* _WORK TO BE COMPLETED_
Find the lines with the string "rekenen" and return them.

* _LISTED ENTRIES_

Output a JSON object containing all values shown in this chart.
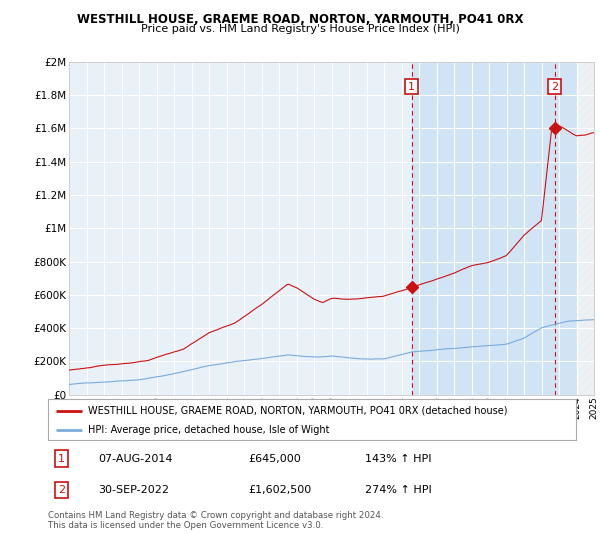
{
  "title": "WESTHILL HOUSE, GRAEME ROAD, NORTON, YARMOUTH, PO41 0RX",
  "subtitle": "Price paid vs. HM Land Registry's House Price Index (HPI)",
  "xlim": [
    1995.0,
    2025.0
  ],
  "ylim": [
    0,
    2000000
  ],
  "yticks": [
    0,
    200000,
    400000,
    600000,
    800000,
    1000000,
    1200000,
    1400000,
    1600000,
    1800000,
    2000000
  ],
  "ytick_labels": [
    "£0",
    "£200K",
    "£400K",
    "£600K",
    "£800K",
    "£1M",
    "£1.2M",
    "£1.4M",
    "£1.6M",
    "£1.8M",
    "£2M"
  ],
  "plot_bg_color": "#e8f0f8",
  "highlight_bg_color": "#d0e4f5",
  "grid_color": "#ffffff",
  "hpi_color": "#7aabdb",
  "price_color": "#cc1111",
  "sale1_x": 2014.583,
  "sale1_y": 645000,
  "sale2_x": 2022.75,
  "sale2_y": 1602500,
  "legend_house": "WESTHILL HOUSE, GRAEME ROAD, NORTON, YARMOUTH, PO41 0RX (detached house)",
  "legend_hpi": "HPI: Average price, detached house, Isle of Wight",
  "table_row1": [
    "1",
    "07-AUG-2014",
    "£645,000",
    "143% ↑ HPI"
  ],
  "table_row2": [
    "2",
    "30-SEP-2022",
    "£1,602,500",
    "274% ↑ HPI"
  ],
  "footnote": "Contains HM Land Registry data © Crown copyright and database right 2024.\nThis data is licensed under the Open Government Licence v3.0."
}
* * *
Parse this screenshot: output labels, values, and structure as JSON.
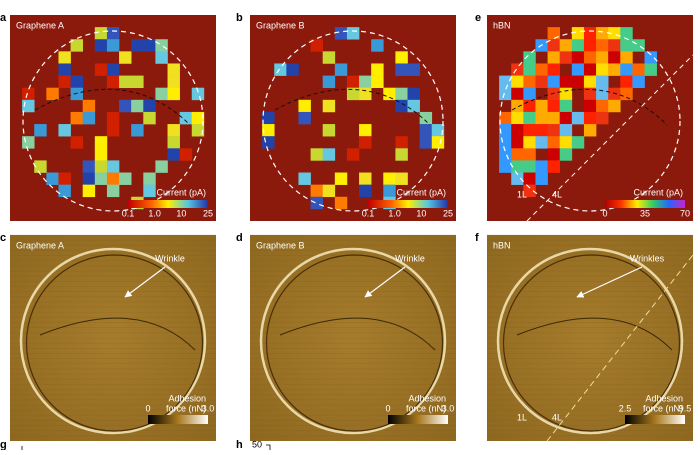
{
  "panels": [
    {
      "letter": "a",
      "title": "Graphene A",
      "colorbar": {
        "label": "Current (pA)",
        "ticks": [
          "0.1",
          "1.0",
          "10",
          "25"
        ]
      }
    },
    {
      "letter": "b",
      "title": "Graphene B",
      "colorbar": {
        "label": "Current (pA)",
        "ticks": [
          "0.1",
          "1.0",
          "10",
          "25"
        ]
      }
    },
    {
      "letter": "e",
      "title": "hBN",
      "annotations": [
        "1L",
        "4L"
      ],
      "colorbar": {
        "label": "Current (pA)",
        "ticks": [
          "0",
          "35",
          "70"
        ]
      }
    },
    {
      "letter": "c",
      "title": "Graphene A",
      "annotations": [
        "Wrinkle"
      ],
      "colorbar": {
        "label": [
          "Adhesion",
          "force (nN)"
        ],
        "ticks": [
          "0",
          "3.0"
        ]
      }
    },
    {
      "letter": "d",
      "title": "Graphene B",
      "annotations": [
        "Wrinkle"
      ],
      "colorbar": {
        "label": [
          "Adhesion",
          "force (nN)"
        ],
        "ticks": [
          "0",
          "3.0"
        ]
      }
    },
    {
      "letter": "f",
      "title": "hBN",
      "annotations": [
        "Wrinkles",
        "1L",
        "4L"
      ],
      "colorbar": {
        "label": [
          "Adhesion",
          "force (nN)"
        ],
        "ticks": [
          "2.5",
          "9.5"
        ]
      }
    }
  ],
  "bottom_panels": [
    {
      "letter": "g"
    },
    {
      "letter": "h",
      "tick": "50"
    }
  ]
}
--
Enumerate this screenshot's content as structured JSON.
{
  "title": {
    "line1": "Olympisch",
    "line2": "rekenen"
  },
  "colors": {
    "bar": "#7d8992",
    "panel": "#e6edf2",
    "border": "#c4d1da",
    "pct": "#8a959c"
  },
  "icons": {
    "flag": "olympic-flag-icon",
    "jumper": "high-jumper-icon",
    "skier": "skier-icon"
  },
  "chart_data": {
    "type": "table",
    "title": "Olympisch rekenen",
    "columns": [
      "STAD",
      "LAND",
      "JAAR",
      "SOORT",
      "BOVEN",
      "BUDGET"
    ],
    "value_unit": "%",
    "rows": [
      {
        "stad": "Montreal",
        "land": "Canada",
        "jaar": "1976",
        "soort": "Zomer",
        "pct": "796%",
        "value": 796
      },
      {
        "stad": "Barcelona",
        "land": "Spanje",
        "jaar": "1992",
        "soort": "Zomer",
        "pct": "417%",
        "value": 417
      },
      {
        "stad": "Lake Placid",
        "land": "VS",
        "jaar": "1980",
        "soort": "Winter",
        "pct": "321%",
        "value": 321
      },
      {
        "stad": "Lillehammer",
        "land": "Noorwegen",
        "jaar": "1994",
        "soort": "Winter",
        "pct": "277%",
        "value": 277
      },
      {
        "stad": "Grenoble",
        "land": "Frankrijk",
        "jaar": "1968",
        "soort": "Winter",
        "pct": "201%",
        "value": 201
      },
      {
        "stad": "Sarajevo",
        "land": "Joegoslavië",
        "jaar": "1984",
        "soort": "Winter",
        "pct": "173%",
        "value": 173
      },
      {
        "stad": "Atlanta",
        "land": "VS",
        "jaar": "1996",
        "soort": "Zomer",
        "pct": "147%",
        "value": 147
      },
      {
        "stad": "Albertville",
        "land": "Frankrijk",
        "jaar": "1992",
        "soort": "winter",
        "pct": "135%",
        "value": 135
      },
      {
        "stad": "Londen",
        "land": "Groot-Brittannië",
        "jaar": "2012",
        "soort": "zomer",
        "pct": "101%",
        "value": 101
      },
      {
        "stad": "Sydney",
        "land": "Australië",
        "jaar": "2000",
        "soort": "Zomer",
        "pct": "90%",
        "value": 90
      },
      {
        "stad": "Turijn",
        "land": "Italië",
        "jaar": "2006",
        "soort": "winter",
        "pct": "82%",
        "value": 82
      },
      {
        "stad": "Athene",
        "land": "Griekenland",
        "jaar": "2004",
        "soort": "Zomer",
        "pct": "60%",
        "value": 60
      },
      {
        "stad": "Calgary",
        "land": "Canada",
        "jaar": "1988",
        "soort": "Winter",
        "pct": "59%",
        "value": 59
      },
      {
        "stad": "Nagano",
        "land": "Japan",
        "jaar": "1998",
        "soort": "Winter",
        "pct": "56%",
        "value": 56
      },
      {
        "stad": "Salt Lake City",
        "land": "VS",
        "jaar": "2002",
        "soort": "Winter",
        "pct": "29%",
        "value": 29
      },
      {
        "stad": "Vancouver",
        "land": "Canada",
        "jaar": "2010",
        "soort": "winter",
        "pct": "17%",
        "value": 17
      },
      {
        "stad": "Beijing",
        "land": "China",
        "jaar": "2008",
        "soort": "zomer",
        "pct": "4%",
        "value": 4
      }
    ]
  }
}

* _TASK SOLUTION_
    "line2": "rekenen"
    "title": "Olympisch rekenen",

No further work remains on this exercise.